Dataset rows:
..........
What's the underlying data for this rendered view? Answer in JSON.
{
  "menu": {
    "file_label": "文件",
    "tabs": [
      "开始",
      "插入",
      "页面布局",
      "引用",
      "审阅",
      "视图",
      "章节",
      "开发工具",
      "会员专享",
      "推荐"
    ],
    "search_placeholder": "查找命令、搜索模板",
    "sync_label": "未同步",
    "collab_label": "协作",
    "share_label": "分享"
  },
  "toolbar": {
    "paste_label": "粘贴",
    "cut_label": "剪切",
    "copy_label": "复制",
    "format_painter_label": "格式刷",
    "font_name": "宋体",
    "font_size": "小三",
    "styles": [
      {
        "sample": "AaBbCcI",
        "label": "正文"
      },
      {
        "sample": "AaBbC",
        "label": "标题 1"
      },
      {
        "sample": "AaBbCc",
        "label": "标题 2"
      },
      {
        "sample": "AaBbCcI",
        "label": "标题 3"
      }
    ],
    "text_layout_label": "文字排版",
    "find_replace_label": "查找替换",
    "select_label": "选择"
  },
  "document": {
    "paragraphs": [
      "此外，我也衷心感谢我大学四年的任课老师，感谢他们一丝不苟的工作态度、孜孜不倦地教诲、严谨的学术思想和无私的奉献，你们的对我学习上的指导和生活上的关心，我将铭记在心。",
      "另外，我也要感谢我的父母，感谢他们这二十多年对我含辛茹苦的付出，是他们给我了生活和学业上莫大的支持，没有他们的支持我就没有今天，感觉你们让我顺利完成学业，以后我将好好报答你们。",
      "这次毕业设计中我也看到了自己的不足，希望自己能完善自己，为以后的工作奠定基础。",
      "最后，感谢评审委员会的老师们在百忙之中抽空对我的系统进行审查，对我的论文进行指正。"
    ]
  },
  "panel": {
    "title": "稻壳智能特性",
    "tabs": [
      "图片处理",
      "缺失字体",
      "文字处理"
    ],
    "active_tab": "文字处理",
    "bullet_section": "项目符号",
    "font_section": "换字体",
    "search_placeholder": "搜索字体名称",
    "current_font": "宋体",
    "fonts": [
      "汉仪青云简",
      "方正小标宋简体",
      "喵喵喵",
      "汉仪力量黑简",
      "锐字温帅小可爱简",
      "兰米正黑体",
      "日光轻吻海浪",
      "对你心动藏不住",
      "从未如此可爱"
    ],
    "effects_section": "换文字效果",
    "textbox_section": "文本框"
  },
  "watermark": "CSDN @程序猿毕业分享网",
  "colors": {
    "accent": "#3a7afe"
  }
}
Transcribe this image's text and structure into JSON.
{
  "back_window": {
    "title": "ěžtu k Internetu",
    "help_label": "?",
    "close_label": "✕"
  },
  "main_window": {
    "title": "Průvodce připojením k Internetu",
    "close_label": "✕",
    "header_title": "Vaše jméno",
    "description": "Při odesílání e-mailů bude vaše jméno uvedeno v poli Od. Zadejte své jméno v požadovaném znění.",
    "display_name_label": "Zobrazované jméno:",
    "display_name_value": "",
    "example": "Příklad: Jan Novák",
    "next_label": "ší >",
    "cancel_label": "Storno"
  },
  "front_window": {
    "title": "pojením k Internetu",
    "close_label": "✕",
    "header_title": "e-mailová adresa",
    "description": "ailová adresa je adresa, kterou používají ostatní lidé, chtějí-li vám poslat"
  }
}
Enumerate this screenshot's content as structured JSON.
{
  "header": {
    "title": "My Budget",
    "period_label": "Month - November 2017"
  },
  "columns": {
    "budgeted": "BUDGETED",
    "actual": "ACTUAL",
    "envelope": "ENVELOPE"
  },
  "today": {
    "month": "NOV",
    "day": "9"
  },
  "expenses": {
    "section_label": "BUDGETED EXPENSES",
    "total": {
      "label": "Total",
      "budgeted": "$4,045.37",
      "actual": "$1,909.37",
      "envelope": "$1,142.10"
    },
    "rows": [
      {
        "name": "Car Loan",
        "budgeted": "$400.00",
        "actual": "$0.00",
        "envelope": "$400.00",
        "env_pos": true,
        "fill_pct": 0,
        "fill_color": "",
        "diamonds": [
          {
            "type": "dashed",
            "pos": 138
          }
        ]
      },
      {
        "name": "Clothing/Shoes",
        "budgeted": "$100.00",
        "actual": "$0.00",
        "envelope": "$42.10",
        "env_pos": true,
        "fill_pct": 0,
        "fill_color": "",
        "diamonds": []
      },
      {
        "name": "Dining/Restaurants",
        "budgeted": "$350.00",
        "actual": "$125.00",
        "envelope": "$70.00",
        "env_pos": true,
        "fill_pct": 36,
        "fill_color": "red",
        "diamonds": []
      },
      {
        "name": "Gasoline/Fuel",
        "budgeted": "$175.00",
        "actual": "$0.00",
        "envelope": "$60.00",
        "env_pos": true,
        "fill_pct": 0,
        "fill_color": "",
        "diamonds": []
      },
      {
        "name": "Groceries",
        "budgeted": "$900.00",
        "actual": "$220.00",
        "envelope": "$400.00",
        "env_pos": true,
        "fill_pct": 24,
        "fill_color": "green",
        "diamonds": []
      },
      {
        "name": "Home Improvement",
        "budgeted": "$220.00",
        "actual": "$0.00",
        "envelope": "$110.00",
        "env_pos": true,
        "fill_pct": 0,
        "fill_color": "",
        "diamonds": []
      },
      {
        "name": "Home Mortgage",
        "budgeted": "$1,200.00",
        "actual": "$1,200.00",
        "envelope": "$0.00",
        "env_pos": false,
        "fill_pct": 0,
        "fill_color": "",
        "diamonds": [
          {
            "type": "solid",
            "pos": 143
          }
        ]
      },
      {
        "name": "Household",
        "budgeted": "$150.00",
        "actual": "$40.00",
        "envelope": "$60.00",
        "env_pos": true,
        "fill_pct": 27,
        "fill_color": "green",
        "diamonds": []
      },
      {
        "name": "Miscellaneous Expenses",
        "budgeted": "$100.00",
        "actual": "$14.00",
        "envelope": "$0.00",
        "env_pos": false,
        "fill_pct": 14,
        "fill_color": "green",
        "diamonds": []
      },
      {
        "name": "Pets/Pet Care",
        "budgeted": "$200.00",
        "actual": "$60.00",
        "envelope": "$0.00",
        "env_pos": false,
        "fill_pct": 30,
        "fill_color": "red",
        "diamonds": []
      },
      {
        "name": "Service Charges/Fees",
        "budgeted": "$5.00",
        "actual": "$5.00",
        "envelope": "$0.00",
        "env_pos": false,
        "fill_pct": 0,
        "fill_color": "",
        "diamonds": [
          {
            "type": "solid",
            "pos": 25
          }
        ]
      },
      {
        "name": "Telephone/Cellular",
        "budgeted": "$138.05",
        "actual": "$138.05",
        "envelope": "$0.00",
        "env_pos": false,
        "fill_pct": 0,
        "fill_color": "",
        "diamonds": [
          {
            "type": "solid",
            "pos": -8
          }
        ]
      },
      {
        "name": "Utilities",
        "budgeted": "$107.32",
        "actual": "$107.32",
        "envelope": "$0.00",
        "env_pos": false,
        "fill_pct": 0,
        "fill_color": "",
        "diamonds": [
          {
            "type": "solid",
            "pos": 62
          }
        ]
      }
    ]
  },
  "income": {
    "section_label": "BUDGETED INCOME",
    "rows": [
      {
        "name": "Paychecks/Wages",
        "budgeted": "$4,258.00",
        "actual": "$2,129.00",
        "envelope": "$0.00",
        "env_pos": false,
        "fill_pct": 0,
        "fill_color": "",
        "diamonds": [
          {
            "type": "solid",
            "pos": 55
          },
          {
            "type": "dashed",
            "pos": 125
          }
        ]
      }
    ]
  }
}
..........
Tell how many lines in the material contain the word "this". Only the number is wanted.

3